What is needed:
Transcribe the data that follows precisely, omitting nothing.
===============
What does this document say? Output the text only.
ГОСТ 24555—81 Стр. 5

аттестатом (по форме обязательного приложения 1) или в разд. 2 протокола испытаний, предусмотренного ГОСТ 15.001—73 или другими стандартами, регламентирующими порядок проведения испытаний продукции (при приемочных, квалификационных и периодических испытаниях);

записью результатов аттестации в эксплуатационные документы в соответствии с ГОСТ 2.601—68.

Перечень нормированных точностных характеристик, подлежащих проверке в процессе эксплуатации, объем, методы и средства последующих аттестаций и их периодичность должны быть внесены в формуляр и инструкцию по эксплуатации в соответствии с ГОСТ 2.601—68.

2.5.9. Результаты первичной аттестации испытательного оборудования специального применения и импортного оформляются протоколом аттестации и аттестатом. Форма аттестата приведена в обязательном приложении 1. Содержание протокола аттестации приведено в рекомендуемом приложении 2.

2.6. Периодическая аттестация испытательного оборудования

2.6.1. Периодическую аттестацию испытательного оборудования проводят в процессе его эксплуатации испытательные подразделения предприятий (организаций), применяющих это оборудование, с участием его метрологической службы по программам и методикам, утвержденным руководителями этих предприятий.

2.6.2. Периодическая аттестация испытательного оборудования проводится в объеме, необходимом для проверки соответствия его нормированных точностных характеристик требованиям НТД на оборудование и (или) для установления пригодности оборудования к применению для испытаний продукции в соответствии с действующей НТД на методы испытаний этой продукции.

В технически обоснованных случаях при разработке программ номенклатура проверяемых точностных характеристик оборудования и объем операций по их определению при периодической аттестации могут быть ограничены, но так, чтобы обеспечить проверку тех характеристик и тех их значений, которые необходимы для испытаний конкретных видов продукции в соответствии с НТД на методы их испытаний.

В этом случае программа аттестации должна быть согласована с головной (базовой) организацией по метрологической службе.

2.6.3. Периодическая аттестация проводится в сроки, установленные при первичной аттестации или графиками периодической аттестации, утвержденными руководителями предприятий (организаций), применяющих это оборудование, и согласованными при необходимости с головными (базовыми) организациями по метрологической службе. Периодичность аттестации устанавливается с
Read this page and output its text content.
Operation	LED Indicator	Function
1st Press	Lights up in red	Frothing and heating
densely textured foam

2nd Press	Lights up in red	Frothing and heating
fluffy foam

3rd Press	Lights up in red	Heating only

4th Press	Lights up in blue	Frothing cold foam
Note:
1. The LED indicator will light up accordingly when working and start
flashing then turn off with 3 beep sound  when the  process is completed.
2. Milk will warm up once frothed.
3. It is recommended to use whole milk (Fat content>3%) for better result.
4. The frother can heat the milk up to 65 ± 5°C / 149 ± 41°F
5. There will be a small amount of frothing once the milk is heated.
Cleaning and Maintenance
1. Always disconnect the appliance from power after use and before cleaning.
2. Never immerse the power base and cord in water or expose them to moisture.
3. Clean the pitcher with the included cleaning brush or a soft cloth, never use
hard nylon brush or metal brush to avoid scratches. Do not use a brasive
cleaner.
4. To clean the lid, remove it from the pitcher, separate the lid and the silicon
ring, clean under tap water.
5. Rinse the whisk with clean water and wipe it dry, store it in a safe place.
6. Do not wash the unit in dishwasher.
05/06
===============
Full response:
What does this document say? Output the text only.
ГОСТ 24555—81 Стр. 5

аттестатом (по форме обязательного приложения 1) или в разд. 2 протокола испытаний, предусмотренного ГОСТ 15.001—73 или другими стандартами, регламентирующими порядок проведения испытаний продукции (при приемочных, квалификационных и периодических испытаниях);

записью результатов аттестации в эксплуатационные документы в соответствии с ГОСТ 2.601—68.

Перечень нормированных точностных характеристик, подлежащих проверке в процессе эксплуатации, объем, методы и средства последующих аттестаций и их периодичность должны быть внесены в формуляр и инструкцию по эксплуатации в соответствии с ГОСТ 2.601—68.

2.5.9. Результаты первичной аттестации испытательного оборудования специального применения и импортного оформляются протоколом аттестации и аттестатом. Форма аттестата приведена в обязательном приложении 1. Содержание протокола аттестации приведено в рекомендуемом приложении 2.

2.6. Периодическая аттестация испытательного оборудования

2.6.1. Периодическую аттестацию испытательного оборудования проводят в процессе его эксплуатации испытательные подразделения предприятий (организаций), применяющих это оборудование, с участием его метрологической службы по программам и методикам, утвержденным руководителями этих предприятий.

2.6.2. Периодическая аттестация испытательного оборудования проводится в объеме, необходимом для проверки соответствия его нормированных точностных характеристик требованиям НТД на оборудование и (или) для установления пригодности оборудования к применению для испытаний продукции в соответствии с действующей НТД на методы испытаний этой продукции.

В технически обоснованных случаях при разработке программ номенклатура проверяемых точностных характеристик оборудования и объем операций по их определению при периодической аттестации могут быть ограничены, но так, чтобы обеспечить проверку тех характеристик и тех их значений, которые необходимы для испытаний конкретных видов продукции в соответствии с НТД на методы их испытаний.

В этом случае программа аттестации должна быть согласована с головной (базовой) организацией по метрологической службе.

2.6.3. Периодическая аттестация проводится в сроки, установленные при первичной аттестации или графиками периодической аттестации, утвержденными руководителями предприятий (организаций), применяющих это оборудование, и согласованными при необходимости с головными (базовыми) организациями по метрологической службе. Периодичность аттестации устанавливается с
Read this page and output its text content.
Operation	LED Indicator	Function
1st Press	Lights up in red	Frothing and heating
densely textured foam

2nd Press	Lights up in red	Frothing and heating
fluffy foam

3rd Press	Lights up in red	Heating only

4th Press	Lights up in blue	Frothing cold foam
Note:
1. The LED indicator will light up accordingly when working and start
flashing then turn off with 3 beep sound  when the  process is completed.
2. Milk will warm up once frothed.
3. It is recommended to use whole milk (Fat content>3%) for better result.
4. The frother can heat the milk up to 65 ± 5°C / 149 ± 41°F
5. There will be a small amount of frothing once the milk is heated.
Cleaning and Maintenance
1. Always disconnect the appliance from power after use and before cleaning.
2. Never immerse the power base and cord in water or expose them to moisture.
3. Clean the pitcher with the included cleaning brush or a soft cloth, never use
hard nylon brush or metal brush to avoid scratches. Do not use a brasive
cleaner.
4. To clean the lid, remove it from the pitcher, separate the lid and the silicon
ring, clean under tap water.
5. Rinse the whisk with clean water and wipe it dry, store it in a safe place.
6. Do not wash the unit in dishwasher.
05/06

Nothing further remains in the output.